■ WORK TO COMPLETE: Would you pull out every line of the material that contains the string "Give"?

— start of STORED RECORDS —

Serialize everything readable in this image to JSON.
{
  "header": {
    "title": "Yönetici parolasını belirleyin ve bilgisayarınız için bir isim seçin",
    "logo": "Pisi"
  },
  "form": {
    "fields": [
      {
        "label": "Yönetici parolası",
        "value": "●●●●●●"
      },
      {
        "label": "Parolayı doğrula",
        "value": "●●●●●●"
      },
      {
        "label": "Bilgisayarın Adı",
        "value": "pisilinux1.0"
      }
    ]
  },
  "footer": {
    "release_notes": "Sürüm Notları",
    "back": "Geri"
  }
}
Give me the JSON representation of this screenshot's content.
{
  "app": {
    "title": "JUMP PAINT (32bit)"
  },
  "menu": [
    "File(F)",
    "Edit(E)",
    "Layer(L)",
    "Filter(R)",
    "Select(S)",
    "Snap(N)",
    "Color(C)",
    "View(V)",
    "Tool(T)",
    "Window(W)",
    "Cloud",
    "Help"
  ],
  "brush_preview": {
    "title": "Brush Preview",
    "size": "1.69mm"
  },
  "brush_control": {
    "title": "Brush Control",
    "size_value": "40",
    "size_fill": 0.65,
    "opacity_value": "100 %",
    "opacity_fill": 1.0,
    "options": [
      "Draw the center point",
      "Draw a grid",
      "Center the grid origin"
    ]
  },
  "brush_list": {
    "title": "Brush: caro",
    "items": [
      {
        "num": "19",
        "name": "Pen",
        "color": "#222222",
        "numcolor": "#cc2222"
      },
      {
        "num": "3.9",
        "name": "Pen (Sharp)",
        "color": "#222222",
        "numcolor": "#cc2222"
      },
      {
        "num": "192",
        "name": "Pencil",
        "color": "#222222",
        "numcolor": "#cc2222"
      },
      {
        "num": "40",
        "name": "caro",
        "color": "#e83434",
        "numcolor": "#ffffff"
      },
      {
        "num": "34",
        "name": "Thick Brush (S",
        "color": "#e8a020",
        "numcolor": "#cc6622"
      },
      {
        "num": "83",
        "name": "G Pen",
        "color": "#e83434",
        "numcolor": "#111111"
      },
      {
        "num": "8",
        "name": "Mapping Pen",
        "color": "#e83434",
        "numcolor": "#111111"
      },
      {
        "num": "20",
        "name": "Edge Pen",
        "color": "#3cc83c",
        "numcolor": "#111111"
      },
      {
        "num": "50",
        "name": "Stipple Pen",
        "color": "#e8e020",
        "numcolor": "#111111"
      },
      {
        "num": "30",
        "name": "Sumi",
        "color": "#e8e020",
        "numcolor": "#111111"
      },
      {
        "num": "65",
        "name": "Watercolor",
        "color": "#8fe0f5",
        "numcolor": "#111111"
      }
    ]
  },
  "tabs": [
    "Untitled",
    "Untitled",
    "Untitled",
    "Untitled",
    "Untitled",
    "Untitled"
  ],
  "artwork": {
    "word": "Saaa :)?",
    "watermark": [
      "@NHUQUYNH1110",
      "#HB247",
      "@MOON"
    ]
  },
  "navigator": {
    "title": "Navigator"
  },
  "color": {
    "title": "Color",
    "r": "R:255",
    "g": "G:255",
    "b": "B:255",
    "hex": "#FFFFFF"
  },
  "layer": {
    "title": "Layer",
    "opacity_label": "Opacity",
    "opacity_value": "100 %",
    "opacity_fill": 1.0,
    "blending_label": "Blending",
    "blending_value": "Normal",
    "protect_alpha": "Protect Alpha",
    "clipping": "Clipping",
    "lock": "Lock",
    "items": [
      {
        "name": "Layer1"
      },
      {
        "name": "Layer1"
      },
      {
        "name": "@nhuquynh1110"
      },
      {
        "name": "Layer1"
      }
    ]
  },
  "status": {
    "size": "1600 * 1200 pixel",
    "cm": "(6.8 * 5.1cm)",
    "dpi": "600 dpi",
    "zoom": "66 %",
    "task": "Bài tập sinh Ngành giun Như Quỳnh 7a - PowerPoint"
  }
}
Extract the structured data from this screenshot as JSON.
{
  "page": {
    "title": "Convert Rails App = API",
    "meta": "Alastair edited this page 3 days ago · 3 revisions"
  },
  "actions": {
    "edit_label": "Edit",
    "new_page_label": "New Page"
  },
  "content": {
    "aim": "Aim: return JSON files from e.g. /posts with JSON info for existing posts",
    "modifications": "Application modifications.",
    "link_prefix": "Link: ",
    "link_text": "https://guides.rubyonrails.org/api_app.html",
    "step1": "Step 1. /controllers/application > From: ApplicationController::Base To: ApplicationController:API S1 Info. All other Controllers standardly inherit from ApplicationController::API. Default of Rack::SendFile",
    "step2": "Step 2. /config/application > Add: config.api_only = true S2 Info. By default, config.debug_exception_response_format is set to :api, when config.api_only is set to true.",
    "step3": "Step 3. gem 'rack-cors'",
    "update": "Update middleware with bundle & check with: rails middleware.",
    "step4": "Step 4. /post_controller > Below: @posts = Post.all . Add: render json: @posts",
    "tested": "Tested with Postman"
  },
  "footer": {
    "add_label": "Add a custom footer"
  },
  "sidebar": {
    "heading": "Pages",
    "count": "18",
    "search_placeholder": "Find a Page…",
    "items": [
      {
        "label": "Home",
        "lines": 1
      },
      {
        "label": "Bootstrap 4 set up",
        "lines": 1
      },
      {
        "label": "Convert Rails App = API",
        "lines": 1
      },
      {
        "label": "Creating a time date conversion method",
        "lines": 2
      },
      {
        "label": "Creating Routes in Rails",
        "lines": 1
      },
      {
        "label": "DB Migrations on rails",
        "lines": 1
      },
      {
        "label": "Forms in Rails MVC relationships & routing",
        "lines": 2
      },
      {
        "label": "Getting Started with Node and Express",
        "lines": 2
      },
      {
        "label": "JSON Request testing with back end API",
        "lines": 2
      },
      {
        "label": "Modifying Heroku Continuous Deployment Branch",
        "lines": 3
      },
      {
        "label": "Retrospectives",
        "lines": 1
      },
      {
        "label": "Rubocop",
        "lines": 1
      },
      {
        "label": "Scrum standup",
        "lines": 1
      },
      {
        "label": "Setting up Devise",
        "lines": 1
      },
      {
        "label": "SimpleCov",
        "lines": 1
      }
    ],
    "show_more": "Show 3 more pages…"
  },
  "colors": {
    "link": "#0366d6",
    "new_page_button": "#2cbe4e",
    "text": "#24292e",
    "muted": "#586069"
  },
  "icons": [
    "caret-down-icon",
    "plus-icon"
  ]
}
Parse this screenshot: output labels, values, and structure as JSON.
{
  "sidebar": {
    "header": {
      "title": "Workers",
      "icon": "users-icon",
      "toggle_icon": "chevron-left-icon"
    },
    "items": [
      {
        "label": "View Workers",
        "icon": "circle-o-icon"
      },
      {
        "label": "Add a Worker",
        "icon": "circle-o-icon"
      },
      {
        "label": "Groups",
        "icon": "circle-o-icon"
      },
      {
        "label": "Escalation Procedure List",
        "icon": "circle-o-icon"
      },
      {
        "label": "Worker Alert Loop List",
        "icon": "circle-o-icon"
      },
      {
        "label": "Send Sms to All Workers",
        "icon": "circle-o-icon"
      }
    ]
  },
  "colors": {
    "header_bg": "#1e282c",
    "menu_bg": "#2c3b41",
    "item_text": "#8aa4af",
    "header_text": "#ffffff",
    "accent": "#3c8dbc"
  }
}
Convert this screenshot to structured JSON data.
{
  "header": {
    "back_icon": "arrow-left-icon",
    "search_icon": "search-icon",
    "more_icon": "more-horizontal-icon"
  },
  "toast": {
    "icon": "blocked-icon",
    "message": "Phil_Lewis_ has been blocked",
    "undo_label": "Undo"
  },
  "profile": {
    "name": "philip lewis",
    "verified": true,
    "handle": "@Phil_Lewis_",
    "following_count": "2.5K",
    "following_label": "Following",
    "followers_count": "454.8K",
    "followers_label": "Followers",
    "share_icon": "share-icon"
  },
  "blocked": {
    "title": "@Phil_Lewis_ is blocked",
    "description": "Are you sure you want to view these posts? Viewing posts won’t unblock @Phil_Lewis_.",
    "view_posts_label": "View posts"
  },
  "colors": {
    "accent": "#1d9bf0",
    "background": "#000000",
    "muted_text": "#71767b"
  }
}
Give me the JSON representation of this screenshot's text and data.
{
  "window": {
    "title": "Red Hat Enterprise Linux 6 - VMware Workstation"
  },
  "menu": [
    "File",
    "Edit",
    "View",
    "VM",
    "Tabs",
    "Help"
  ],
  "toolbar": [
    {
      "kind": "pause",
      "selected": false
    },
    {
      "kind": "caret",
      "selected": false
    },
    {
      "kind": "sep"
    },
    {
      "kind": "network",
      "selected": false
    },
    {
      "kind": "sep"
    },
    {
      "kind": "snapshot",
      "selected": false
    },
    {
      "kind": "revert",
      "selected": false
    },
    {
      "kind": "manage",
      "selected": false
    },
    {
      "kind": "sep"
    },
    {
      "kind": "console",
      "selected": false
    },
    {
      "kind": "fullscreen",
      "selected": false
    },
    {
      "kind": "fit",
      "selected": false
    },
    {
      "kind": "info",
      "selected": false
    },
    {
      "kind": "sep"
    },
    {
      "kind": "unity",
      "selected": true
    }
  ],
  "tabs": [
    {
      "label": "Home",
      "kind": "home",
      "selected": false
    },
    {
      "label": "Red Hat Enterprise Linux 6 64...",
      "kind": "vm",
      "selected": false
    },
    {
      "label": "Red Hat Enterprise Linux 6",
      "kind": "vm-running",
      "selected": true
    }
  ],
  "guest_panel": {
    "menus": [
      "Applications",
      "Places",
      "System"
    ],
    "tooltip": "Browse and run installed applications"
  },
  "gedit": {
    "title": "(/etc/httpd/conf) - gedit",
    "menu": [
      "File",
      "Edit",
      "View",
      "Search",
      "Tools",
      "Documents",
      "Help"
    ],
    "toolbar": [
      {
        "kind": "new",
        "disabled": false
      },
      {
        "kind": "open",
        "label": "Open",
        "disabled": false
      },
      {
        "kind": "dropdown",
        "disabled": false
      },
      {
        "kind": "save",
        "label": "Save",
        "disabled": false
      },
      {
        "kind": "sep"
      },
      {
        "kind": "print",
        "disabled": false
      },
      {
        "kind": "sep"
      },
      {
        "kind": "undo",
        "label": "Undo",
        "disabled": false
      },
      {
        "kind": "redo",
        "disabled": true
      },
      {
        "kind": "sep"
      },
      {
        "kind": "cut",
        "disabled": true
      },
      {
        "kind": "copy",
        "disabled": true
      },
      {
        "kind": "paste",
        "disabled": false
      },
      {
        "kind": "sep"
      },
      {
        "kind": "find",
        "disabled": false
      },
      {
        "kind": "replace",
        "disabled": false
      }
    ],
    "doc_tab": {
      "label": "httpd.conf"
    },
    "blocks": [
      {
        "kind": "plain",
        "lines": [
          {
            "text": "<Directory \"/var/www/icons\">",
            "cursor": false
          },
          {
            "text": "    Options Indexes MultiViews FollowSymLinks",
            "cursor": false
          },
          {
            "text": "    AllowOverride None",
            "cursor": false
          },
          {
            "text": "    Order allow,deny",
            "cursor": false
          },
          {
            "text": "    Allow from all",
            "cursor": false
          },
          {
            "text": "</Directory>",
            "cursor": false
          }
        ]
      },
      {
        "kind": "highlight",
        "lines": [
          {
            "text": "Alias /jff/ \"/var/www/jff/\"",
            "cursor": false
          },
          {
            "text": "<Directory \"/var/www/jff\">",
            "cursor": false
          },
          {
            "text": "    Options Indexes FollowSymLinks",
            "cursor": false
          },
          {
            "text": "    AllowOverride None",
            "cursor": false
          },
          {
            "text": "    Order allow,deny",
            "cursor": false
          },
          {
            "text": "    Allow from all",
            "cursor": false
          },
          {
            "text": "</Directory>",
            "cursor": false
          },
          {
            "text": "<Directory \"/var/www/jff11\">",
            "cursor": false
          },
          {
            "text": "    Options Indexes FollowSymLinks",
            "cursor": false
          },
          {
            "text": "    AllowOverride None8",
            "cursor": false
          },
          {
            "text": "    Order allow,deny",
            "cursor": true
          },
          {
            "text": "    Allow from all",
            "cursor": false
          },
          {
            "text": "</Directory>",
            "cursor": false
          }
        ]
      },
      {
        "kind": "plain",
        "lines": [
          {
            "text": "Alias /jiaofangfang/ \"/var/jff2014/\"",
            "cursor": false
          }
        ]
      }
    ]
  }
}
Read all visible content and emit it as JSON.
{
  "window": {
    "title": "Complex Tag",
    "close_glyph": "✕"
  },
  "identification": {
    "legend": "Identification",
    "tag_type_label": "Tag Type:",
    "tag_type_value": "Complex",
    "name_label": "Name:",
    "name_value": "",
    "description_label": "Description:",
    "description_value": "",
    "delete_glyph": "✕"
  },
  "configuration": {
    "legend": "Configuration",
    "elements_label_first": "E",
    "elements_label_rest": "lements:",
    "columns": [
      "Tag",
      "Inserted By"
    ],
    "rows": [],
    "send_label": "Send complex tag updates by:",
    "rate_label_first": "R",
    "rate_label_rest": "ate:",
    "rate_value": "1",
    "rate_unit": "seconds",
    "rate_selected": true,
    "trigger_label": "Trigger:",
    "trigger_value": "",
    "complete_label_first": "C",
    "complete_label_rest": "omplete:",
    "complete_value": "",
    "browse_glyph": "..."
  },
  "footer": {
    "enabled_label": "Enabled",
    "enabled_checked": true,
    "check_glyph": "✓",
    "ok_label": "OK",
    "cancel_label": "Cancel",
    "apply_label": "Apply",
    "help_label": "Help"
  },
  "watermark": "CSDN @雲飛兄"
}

— end of STORED RECORDS —

■ WRITTEN REPLY:
Give me the JSON representation of this screenshot's content.
Give me the JSON representation of this screenshot's text and data.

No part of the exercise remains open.